» **Task statement**: Reproduce every entry exactly, without alteration.

» **Supplied data**:
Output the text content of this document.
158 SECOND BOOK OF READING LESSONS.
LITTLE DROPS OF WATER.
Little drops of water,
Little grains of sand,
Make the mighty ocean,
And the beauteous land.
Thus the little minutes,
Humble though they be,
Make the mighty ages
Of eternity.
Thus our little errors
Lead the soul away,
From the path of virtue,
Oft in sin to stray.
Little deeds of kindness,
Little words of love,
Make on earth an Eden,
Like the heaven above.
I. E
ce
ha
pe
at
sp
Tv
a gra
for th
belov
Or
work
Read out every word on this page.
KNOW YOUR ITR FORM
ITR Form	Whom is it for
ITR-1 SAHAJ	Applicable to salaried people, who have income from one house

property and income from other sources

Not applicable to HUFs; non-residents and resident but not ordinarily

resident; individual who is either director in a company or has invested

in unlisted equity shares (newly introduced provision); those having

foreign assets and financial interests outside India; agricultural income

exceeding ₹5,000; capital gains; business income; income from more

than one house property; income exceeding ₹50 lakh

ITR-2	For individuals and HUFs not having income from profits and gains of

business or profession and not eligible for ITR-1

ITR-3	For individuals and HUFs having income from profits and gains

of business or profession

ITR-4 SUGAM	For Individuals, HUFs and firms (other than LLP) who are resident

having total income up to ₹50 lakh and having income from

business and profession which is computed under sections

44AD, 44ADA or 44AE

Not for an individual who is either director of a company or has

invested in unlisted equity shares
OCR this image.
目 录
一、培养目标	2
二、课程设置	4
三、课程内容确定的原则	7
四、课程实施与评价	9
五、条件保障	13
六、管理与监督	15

» **Task output**:
Output the text content of this document.
158 SECOND BOOK OF READING LESSONS.
LITTLE DROPS OF WATER.
Little drops of water,
Little grains of sand,
Make the mighty ocean,
And the beauteous land.
Thus the little minutes,
Humble though they be,
Make the mighty ages
Of eternity.
Thus our little errors
Lead the soul away,
From the path of virtue,
Oft in sin to stray.
Little deeds of kindness,
Little words of love,
Make on earth an Eden,
Like the heaven above.
I. E
ce
ha
pe
at
sp
Tv
a gra
for th
belov
Or
work
Read out every word on this page.
KNOW YOUR ITR FORM
ITR Form	Whom is it for
ITR-1 SAHAJ	Applicable to salaried people, who have income from one house

property and income from other sources

Not applicable to HUFs; non-residents and resident but not ordinarily

resident; individual who is either director in a company or has invested

in unlisted equity shares (newly introduced provision); those having

foreign assets and financial interests outside India; agricultural income

exceeding ₹5,000; capital gains; business income; income from more

than one house property; income exceeding ₹50 lakh

ITR-2	For individuals and HUFs not having income from profits and gains of

business or profession and not eligible for ITR-1

ITR-3	For individuals and HUFs having income from profits and gains

of business or profession

ITR-4 SUGAM	For Individuals, HUFs and firms (other than LLP) who are resident

having total income up to ₹50 lakh and having income from

business and profession which is computed under sections

44AD, 44ADA or 44AE

Not for an individual who is either director of a company or has

invested in unlisted equity shares
OCR this image.
目 录
一、培养目标	2
二、课程设置	4
三、课程内容确定的原则	7
四、课程实施与评价	9
五、条件保障	13
六、管理与监督	15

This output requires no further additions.